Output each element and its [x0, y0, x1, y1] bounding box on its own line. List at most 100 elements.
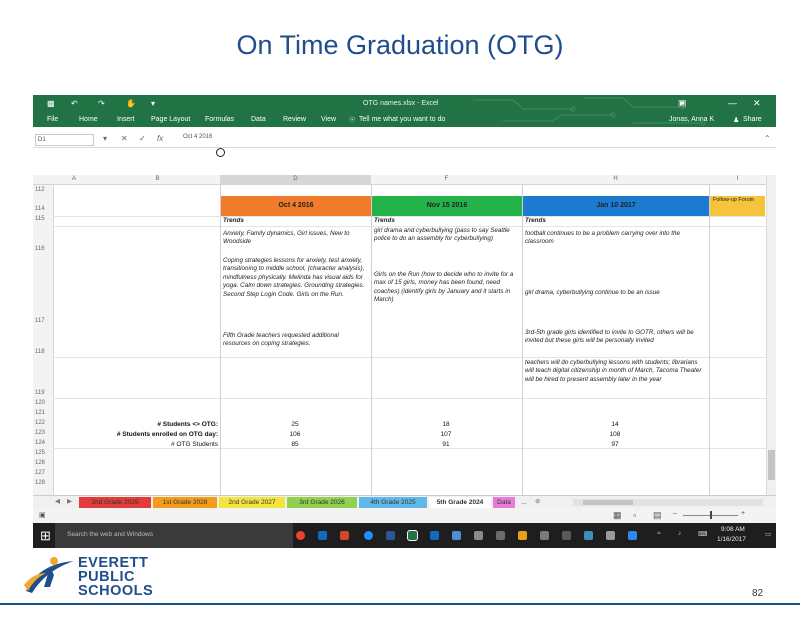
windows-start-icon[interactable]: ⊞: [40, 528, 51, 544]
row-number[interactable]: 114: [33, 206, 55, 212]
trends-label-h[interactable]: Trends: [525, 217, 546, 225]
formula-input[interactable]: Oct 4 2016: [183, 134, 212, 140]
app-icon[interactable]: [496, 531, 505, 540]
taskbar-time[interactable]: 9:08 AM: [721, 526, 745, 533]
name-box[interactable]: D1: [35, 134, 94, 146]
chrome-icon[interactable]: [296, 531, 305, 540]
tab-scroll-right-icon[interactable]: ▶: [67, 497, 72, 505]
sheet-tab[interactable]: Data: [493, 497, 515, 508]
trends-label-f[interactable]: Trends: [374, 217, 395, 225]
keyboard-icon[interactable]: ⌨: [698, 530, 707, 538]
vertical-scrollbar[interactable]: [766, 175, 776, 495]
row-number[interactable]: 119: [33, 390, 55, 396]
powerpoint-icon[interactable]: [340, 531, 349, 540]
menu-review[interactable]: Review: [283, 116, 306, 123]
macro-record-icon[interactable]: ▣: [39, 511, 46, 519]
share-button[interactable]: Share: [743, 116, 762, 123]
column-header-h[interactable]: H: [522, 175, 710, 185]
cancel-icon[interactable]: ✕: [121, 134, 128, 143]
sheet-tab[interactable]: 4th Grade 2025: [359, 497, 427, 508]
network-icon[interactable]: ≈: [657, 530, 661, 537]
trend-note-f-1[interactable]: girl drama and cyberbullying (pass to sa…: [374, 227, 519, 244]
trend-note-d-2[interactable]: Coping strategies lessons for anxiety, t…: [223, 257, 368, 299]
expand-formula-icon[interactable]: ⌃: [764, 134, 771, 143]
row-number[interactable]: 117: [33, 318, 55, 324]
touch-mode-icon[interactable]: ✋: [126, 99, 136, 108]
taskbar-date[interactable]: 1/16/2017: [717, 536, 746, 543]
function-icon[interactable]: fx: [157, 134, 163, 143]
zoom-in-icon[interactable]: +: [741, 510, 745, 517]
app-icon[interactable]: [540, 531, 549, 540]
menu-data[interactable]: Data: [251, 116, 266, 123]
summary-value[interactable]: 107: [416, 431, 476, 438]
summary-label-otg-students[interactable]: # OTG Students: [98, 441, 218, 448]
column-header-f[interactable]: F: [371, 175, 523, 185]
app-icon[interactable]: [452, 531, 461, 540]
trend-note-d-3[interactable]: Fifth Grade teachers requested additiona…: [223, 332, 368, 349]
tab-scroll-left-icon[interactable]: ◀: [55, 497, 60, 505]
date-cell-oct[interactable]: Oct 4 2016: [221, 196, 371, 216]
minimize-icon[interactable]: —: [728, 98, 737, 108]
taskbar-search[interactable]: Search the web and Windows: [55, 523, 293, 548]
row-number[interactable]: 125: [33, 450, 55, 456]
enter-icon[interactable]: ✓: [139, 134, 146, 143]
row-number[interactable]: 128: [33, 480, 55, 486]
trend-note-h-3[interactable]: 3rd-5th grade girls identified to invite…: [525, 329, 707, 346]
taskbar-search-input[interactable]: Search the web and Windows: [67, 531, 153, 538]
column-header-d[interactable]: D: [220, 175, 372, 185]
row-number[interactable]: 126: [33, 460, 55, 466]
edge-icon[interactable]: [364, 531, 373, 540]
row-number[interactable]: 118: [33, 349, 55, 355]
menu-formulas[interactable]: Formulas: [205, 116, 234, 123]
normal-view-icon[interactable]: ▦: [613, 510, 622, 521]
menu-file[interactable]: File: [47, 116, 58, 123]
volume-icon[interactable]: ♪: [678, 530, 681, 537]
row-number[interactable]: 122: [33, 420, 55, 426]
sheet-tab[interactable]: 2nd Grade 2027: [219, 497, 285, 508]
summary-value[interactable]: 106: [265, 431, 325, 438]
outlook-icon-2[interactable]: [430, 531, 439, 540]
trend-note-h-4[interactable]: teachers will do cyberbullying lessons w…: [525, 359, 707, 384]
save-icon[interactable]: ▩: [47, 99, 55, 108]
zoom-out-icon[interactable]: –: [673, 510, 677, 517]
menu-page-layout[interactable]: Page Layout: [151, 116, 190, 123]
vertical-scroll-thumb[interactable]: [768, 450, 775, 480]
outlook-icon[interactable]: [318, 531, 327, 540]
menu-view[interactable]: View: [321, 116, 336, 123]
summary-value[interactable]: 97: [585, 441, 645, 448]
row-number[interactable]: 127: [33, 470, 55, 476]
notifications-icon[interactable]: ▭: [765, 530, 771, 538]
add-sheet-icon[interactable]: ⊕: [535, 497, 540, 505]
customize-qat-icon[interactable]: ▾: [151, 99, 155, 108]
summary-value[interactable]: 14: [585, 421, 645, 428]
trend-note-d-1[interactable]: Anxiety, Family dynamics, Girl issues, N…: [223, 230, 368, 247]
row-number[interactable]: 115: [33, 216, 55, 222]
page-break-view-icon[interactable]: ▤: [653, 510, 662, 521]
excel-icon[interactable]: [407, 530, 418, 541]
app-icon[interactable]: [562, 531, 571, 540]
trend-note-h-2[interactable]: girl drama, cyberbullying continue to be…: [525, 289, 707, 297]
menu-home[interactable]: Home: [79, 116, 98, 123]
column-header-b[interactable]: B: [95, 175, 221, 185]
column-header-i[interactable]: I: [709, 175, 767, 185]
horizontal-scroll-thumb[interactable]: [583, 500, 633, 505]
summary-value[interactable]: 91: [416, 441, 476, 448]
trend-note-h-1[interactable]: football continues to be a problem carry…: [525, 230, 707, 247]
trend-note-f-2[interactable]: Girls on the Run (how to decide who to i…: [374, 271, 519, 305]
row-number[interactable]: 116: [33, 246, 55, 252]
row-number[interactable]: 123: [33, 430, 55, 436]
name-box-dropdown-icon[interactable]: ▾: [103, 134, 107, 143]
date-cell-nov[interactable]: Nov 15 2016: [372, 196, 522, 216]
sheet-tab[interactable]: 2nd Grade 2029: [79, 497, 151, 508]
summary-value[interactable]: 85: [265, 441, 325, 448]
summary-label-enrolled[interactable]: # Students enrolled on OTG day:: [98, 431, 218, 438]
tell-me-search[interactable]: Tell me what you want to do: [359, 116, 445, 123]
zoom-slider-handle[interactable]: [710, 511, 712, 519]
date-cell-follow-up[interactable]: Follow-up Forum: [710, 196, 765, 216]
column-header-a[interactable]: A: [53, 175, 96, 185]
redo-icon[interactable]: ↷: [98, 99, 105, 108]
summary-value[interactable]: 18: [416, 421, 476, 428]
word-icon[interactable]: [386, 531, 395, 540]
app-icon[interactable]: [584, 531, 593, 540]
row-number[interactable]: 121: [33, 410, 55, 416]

# # # #

Work to do >> Reproduce all of the material above line for line, with every character kept as it is, and leave the picture out of your answer.

Exercise solution >>
Output each element and its [x0, y0, x1, y1] bounding box on its own line. List at most 100 elements.
windows-start-icon[interactable]: ⊞: [40, 528, 51, 544]
row-number[interactable]: 114: [33, 206, 55, 212]
trends-label-h[interactable]: Trends: [525, 217, 546, 225]
formula-input[interactable]: Oct 4 2016: [183, 134, 212, 140]
app-icon[interactable]: [496, 531, 505, 540]
taskbar-time[interactable]: 9:08 AM: [721, 526, 745, 533]
name-box[interactable]: D1: [35, 134, 94, 146]
chrome-icon[interactable]: [296, 531, 305, 540]
tab-scroll-right-icon[interactable]: ▶: [67, 497, 72, 505]
sheet-tab[interactable]: Data: [493, 497, 515, 508]
trends-label-f[interactable]: Trends: [374, 217, 395, 225]
keyboard-icon[interactable]: ⌨: [698, 530, 707, 538]
vertical-scrollbar[interactable]: [766, 175, 776, 495]
row-number[interactable]: 119: [33, 390, 55, 396]
powerpoint-icon[interactable]: [340, 531, 349, 540]
menu-review[interactable]: Review: [283, 116, 306, 123]
macro-record-icon[interactable]: ▣: [39, 511, 46, 519]
share-button[interactable]: Share: [743, 116, 762, 123]
column-header-h[interactable]: H: [522, 175, 710, 185]
cancel-icon[interactable]: ✕: [121, 134, 128, 143]
sheet-tab[interactable]: 4th Grade 2025: [359, 497, 427, 508]
network-icon[interactable]: ≈: [657, 530, 661, 537]
trend-note-f-1[interactable]: girl drama and cyberbullying (pass to sa…: [374, 227, 519, 244]
trend-note-d-2[interactable]: Coping strategies lessons for anxiety, t…: [223, 257, 368, 299]
expand-formula-icon[interactable]: ⌃: [764, 134, 771, 143]
row-number[interactable]: 117: [33, 318, 55, 324]
touch-mode-icon[interactable]: ✋: [126, 99, 136, 108]
taskbar-date[interactable]: 1/16/2017: [717, 536, 746, 543]
function-icon[interactable]: fx: [157, 134, 163, 143]
zoom-in-icon[interactable]: +: [741, 510, 745, 517]
app-icon[interactable]: [540, 531, 549, 540]
menu-data[interactable]: Data: [251, 116, 266, 123]
summary-value[interactable]: 107: [416, 431, 476, 438]
summary-label-otg-students[interactable]: # OTG Students: [98, 441, 218, 448]
column-header-f[interactable]: F: [371, 175, 523, 185]
app-icon[interactable]: [452, 531, 461, 540]
trend-note-d-3[interactable]: Fifth Grade teachers requested additiona…: [223, 332, 368, 349]
tab-scroll-left-icon[interactable]: ◀: [55, 497, 60, 505]
date-cell-oct[interactable]: Oct 4 2016: [221, 196, 371, 216]
minimize-icon[interactable]: —: [728, 98, 737, 108]
taskbar-search[interactable]: Search the web and Windows: [55, 523, 293, 548]
row-number[interactable]: 125: [33, 450, 55, 456]
enter-icon[interactable]: ✓: [139, 134, 146, 143]
row-number[interactable]: 128: [33, 480, 55, 486]
trend-note-h-3[interactable]: 3rd-5th grade girls identified to invite…: [525, 329, 707, 346]
taskbar-search-input[interactable]: Search the web and Windows: [67, 531, 153, 538]
column-header-d[interactable]: D: [220, 175, 372, 185]
row-number[interactable]: 126: [33, 460, 55, 466]
edge-icon[interactable]: [364, 531, 373, 540]
row-number[interactable]: 118: [33, 349, 55, 355]
menu-formulas[interactable]: Formulas: [205, 116, 234, 123]
normal-view-icon[interactable]: ▦: [613, 510, 622, 521]
menu-file[interactable]: File: [47, 116, 58, 123]
volume-icon[interactable]: ♪: [678, 530, 681, 537]
row-number[interactable]: 122: [33, 420, 55, 426]
sheet-tab[interactable]: 2nd Grade 2027: [219, 497, 285, 508]
summary-value[interactable]: 106: [265, 431, 325, 438]
outlook-icon-2[interactable]: [430, 531, 439, 540]
trend-note-h-4[interactable]: teachers will do cyberbullying lessons w…: [525, 359, 707, 384]
save-icon[interactable]: ▩: [47, 99, 55, 108]
zoom-out-icon[interactable]: –: [673, 510, 677, 517]
menu-page-layout[interactable]: Page Layout: [151, 116, 190, 123]
vertical-scroll-thumb[interactable]: [768, 450, 775, 480]
outlook-icon[interactable]: [318, 531, 327, 540]
menu-view[interactable]: View: [321, 116, 336, 123]
summary-value[interactable]: 97: [585, 441, 645, 448]
row-number[interactable]: 127: [33, 470, 55, 476]
notifications-icon[interactable]: ▭: [765, 530, 771, 538]
add-sheet-icon[interactable]: ⊕: [535, 497, 540, 505]
customize-qat-icon[interactable]: ▾: [151, 99, 155, 108]
summary-value[interactable]: 14: [585, 421, 645, 428]
trend-note-d-1[interactable]: Anxiety, Family dynamics, Girl issues, N…: [223, 230, 368, 247]
row-number[interactable]: 115: [33, 216, 55, 222]
page-break-view-icon[interactable]: ▤: [653, 510, 662, 521]
excel-icon[interactable]: [407, 530, 418, 541]
app-icon[interactable]: [562, 531, 571, 540]
trend-note-h-2[interactable]: girl drama, cyberbullying continue to be…: [525, 289, 707, 297]
menu-home[interactable]: Home: [79, 116, 98, 123]
column-header-b[interactable]: B: [95, 175, 221, 185]
column-header-i[interactable]: I: [709, 175, 767, 185]
horizontal-scroll-thumb[interactable]: [583, 500, 633, 505]
summary-value[interactable]: 91: [416, 441, 476, 448]
trend-note-h-1[interactable]: football continues to be a problem carry…: [525, 230, 707, 247]
trend-note-f-2[interactable]: Girls on the Run (how to decide who to i…: [374, 271, 519, 305]
row-number[interactable]: 116: [33, 246, 55, 252]
row-number[interactable]: 123: [33, 430, 55, 436]
name-box-dropdown-icon[interactable]: ▾: [103, 134, 107, 143]
date-cell-nov[interactable]: Nov 15 2016: [372, 196, 522, 216]
sheet-tab[interactable]: 2nd Grade 2029: [79, 497, 151, 508]
summary-value[interactable]: 85: [265, 441, 325, 448]
summary-label-enrolled[interactable]: # Students enrolled on OTG day:: [98, 431, 218, 438]
tell-me-search[interactable]: Tell me what you want to do: [359, 116, 445, 123]
zoom-slider-handle[interactable]: [710, 511, 712, 519]
date-cell-follow-up[interactable]: Follow-up Forum: [710, 196, 765, 216]
column-header-a[interactable]: A: [53, 175, 96, 185]
redo-icon[interactable]: ↷: [98, 99, 105, 108]
summary-value[interactable]: 18: [416, 421, 476, 428]
word-icon[interactable]: [386, 531, 395, 540]
app-icon[interactable]: [584, 531, 593, 540]
row-number[interactable]: 121: [33, 410, 55, 416]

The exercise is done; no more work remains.